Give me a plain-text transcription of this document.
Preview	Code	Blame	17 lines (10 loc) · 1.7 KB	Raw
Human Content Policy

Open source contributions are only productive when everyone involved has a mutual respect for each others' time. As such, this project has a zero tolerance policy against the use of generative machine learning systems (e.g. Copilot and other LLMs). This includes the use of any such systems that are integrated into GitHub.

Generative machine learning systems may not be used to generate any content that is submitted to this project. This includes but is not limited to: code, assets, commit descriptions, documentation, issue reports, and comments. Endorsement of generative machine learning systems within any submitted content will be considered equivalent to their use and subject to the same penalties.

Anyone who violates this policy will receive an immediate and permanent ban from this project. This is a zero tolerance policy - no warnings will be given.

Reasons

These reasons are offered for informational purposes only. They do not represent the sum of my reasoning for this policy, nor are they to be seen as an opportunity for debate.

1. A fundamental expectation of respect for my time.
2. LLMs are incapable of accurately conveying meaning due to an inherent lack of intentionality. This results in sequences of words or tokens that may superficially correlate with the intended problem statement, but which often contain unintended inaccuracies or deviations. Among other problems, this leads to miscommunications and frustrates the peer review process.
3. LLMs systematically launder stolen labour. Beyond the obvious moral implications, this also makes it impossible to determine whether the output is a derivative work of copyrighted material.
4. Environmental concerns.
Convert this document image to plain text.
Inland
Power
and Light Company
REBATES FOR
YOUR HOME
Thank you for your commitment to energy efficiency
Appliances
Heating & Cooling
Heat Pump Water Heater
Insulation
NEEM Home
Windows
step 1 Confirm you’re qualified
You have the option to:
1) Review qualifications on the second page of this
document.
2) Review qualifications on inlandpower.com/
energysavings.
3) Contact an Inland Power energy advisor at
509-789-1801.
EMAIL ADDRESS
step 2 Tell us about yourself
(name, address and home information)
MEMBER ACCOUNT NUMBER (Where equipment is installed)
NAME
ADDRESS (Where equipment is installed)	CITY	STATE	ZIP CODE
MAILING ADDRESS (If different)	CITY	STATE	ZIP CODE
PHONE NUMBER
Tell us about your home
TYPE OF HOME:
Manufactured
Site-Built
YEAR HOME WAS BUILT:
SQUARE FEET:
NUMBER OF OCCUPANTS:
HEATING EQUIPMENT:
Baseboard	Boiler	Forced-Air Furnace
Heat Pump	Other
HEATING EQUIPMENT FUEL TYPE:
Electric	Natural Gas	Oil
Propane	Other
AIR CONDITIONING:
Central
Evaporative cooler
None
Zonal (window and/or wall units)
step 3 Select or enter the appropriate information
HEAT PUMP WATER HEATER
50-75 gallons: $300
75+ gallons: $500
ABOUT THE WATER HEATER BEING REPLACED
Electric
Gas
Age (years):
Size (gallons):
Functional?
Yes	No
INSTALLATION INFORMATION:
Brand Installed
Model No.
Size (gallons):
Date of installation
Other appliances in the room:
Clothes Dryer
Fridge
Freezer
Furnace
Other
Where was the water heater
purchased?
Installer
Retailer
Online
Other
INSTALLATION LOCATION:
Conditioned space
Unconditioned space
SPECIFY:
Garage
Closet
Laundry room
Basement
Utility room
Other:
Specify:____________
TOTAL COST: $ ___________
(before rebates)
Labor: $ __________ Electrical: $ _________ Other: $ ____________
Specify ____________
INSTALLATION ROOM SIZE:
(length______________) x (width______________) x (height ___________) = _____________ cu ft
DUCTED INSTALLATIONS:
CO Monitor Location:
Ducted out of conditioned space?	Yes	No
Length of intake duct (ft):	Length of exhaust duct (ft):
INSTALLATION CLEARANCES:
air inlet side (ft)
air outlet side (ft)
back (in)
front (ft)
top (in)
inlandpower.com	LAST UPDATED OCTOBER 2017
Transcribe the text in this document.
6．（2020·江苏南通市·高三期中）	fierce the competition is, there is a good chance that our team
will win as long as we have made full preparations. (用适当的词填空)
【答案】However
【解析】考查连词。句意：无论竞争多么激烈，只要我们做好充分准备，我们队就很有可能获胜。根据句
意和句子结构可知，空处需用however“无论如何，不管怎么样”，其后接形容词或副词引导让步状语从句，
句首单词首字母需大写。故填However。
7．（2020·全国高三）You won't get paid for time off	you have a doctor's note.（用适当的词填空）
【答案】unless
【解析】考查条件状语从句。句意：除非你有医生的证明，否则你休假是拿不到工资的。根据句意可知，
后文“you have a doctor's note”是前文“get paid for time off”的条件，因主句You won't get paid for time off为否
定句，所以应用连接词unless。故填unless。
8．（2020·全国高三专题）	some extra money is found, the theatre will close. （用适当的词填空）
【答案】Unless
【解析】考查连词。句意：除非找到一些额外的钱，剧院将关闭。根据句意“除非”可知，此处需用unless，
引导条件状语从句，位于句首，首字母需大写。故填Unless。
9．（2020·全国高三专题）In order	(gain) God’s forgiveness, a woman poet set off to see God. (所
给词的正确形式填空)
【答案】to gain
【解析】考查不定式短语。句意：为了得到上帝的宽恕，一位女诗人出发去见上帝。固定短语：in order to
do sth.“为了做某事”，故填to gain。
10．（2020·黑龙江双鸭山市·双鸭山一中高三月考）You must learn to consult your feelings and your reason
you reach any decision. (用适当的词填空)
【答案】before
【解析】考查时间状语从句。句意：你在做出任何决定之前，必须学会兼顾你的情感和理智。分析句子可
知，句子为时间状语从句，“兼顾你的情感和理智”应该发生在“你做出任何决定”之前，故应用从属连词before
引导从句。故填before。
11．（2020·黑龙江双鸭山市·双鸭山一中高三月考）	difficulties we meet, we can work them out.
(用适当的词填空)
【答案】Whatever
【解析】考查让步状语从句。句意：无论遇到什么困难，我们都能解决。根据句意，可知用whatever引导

= = = = = = =

- [What is expected] Show all lines above holding "work".

- [Full answer]
3. LLMs systematically launder stolen labour. Beyond the obvious moral implications, this also makes it impossible to determine whether the output is a derivative work of copyrighted material.
11．（2020·黑龙江双鸭山市·双鸭山一中高三月考）	difficulties we meet, we can work them out.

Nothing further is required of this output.